++++ Extracted records
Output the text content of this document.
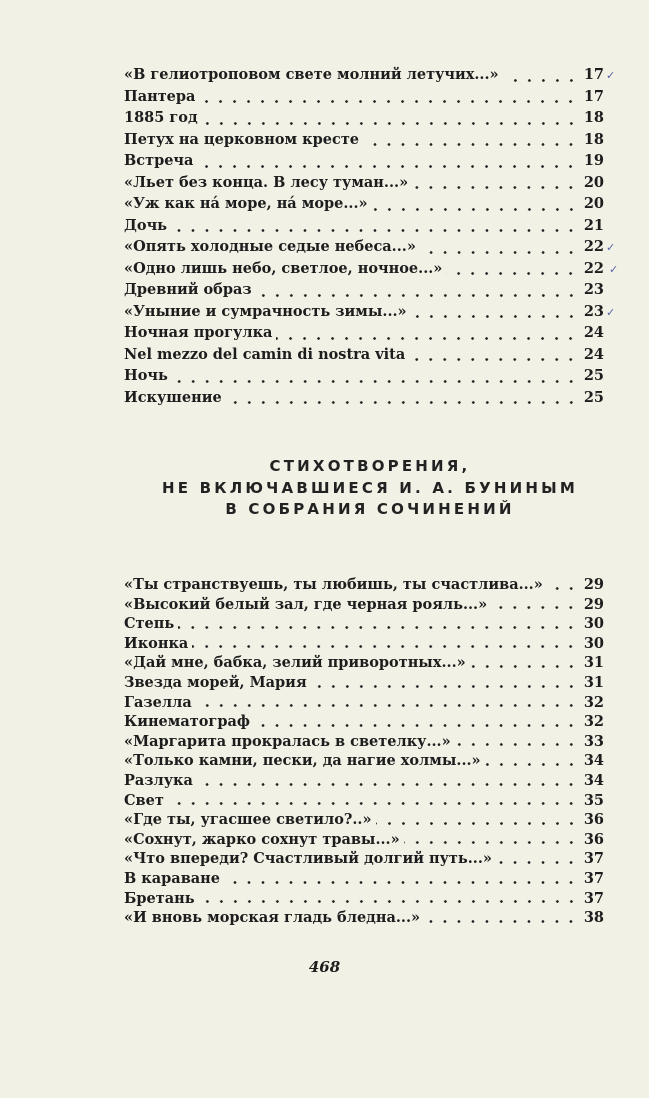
«В гелиотроповом свете молний летучих...»	17
Пантера	17
1885 год	18
Петух на церковном кресте	18
Встреча	19
«Льет без конца. В лесу туман...»	20
«Уж как нá море, нá море...»	20
Дочь	21
«Опять холодные седые небеса...»	22
«Одно лишь небо, светлое, ночное...»	22
Древний образ	23
«Уныние и сумрачность зимы...»	23
Ночная прогулка	24
Nel mezzo del camin di nostra vita	24
Ночь	25
Искушение	25
СТИХОТВОРЕНИЯ,
НЕ ВКЛЮЧАВШИЕСЯ И. А. БУНИНЫМ
В СОБРАНИЯ СОЧИНЕНИЙ
«Ты странствуешь, ты любишь, ты счастлива...»	29
«Высокий белый зал, где черная рояль...»	29
Степь	30
Иконка	30
«Дай мне, бабка, зелий приворотных...»	31
Звезда морей, Мария	31
Газелла	32
Кинематограф	32
«Маргарита прокралась в светелку...»	33
«Только камни, пески, да нагие холмы...»	34
Разлука	34
Свет	35
«Где ты, угасшее светило?..»	36
«Сохнут, жарко сохнут травы...»	36
«Что впереди? Счастливый долгий путь...»	37
В караване	37
Бретань	37
«И вновь морская гладь бледна...»	38
468
✓
✓
✓
✓
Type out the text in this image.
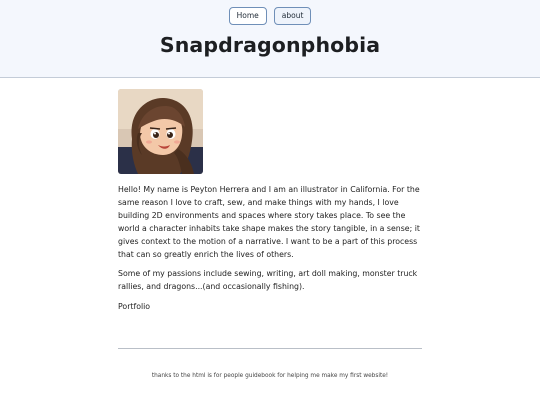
Home	about
Snapdragonphobia

Hello! My name is Peyton Herrera and I am an illustrator in California. For the same reason I love to craft, sew, and make things with my hands, I love building 2D environments and spaces where story takes place. To see the world a character inhabits take shape makes the story tangible, in a sense; it gives context to the motion of a narrative. I want to be a part of this process that can so greatly enrich the lives of others.

Some of my passions include sewing, writing, art doll making, monster truck rallies, and dragons...(and occasionally fishing).

Portfolio
thanks to the html is for people guidebook for helping me make my first website!
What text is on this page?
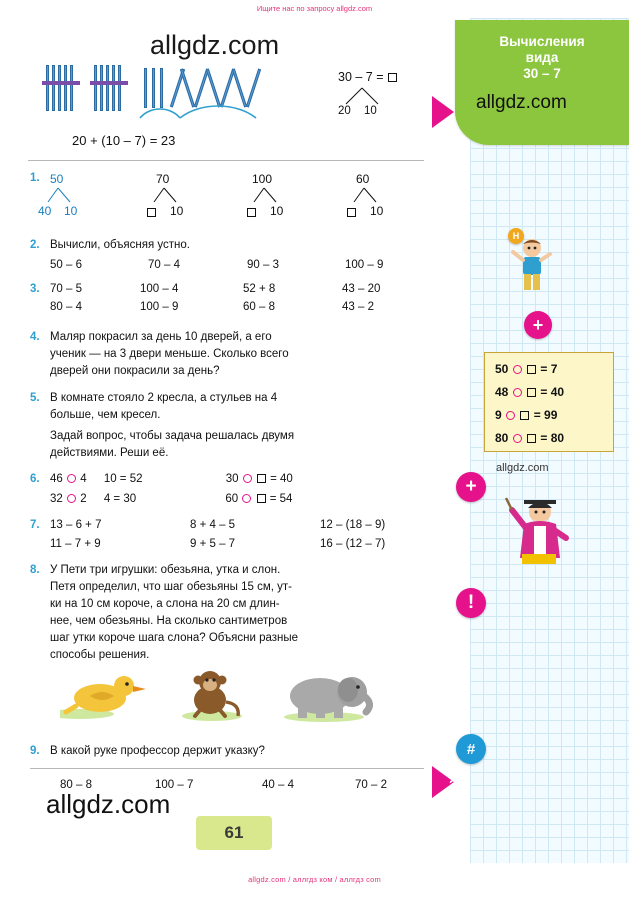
Ищите нас по запросу allgdz.com
Вычисления
вида
30 – 7
allgdz.com
allgdz.com
allgdz.com
allgdz.com
30 – 7 =
20 10
20 + (10 – 7) = 23
1. 50
40 10
70
10
100
10
60
10
2. Вычисли, объясняя устно.
50 – 6	70 – 4	90 – 3	100 – 9
3. 70 – 5	100 – 4	52 + 8	43 – 20
80 – 4	100 – 9	60 – 8	43 – 2
4. Маляр покрасил за день 10 дверей, а его
ученик — на 3 двери меньше. Сколько всего
дверей они покрасили за день?
5. В комнате стояло 2 кресла, а стульев на 4
больше, чем кресел.
Задай вопрос, чтобы задача решалась двумя
действиями. Реши её.
6. 46 4 10 = 52	30	= 40
32 2 4 = 30	60	= 54
7. 13 – 6 + 7	8 + 4 – 5	12 – (18 – 9)
11 – 7 + 9	9 + 5 – 7	16 – (12 – 7)
8. У Пети три игрушки: обезьяна, утка и слон.
Петя определил, что шаг обезьяны 15 см, ут-
ки на 10 см короче, а слона на 20 см длин-
нее, чем обезьяны. На сколько сантиметров
шаг утки короче шага слона? Объясни разные
способы решения.
9. В какой руке профессор держит указку?
80 – 8	100 – 7	40 – 4	70 – 2
61
Н
+
50	= 7
48	= 40
9	= 99
80	= 80
+
!
#
?
allgdz.com / аллгдз ком / аллгдз com
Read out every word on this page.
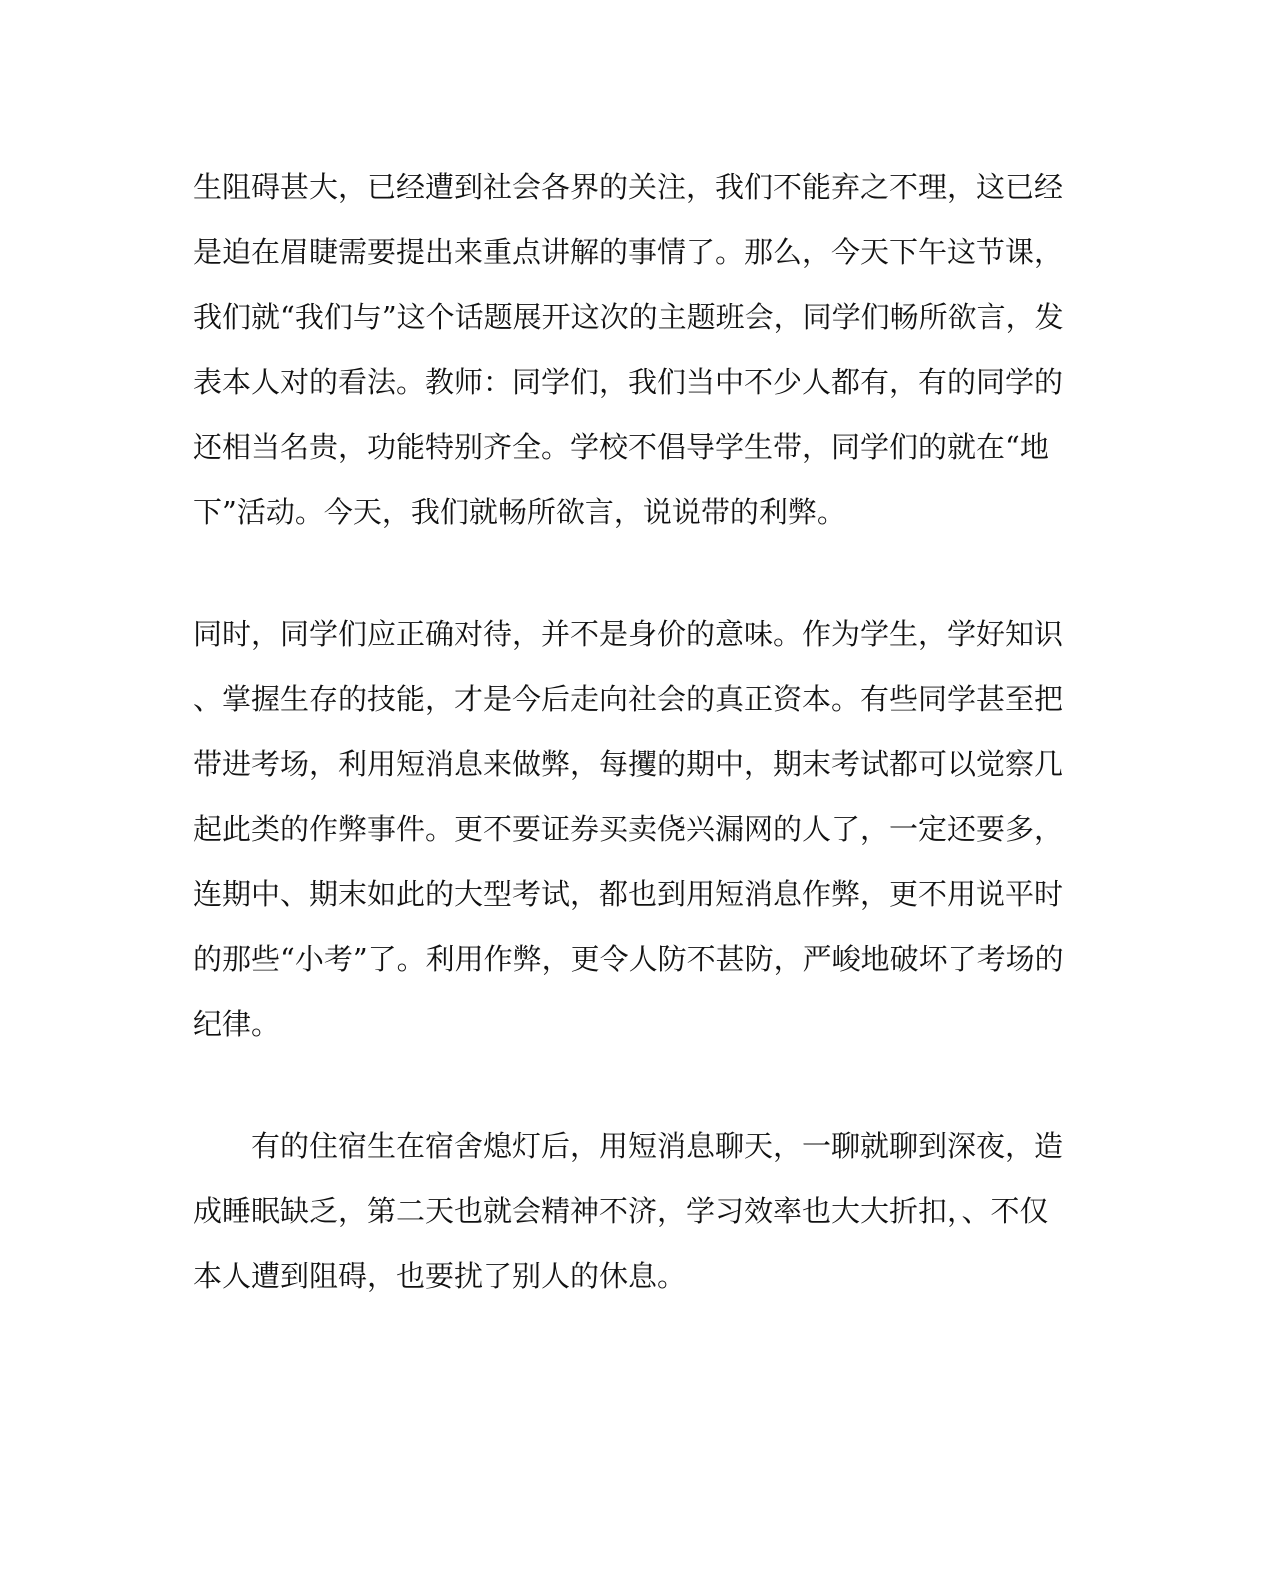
生阻碍甚大，已经遭到社会各界的关注，我们不能弃之不理，这已经
是迫在眉睫需要提出来重点讲解的事情了。那么，今天下午这节课，
我们就“我们与”这个话题展开这次的主题班会，同学们畅所欲言，发
表本人对的看法。教师：同学们，我们当中不少人都有，有的同学的
还相当名贵，功能特别齐全。学校不倡导学生带，同学们的就在“地
下”活动。今天，我们就畅所欲言，说说带的利弊。
同时，同学们应正确对待，并不是身价的意味。作为学生，学好知识
、掌握生存的技能，才是今后走向社会的真正资本。有些同学甚至把
带进考场，利用短消息来做弊，每攫的期中，期末考试都可以觉察几
起此类的作弊事件。更不要证券买卖侥兴漏网的人了，一定还要多，
连期中、期末如此的大型考试，都也到用短消息作弊，更不用说平时
的那些“小考”了。利用作弊，更令人防不甚防，严峻地破坏了考场的
纪律。
有的住宿生在宿舍熄灯后，用短消息聊天，一聊就聊到深夜，造
成睡眠缺乏，第二天也就会精神不济，学习效率也大大折扣，、不仅
本人遭到阻碍，也要扰了别人的休息。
++++++++
**Goal:** Every line that holds the string "слона" should be returned.

**Full answer:**
ки на 10 см короче, а слона на 20 см длин-
шаг утки короче шага слона? Объясни разные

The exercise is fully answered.